═════ Stored data ═════
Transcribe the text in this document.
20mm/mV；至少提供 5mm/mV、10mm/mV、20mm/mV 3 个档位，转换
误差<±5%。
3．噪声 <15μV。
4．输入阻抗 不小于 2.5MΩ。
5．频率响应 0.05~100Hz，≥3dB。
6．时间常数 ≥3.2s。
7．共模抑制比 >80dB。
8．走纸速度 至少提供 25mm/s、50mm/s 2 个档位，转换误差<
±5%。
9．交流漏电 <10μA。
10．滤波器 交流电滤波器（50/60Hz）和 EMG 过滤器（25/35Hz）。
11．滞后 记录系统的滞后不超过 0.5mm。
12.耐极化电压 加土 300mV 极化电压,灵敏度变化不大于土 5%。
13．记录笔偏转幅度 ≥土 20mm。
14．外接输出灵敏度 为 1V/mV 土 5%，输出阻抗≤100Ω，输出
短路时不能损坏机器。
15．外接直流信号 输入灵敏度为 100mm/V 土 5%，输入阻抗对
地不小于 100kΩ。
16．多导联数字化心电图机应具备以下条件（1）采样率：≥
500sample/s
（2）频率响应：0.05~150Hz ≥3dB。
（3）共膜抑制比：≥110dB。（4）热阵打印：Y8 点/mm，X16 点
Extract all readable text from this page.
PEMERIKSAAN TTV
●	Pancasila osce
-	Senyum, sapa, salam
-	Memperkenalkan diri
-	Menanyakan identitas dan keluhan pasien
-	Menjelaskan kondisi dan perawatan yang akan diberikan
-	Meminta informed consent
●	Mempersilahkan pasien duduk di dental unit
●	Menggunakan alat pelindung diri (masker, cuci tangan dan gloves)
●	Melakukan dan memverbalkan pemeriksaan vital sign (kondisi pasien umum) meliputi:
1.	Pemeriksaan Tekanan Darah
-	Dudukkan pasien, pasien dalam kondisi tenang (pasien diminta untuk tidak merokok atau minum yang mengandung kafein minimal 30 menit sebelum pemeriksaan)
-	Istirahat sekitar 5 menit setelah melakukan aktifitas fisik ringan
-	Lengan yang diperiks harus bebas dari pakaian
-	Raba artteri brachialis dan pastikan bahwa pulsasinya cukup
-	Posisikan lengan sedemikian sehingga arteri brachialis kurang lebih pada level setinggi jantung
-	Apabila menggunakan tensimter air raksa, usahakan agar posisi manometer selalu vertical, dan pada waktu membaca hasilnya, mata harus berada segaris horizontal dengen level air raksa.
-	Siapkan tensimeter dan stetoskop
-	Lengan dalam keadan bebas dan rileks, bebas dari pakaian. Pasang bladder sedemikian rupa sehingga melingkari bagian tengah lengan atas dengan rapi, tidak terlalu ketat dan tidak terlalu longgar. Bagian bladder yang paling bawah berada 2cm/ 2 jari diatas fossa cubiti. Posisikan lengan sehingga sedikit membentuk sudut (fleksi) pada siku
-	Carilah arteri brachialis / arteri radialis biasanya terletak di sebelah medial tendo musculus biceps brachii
═════
### Given task:
Select and copy every line of the listing with the word "频率响应".

### Right answer:
5．频率响应 0.05~100Hz，≥3dB。
（2）频率响应：0.05~150Hz ≥3dB。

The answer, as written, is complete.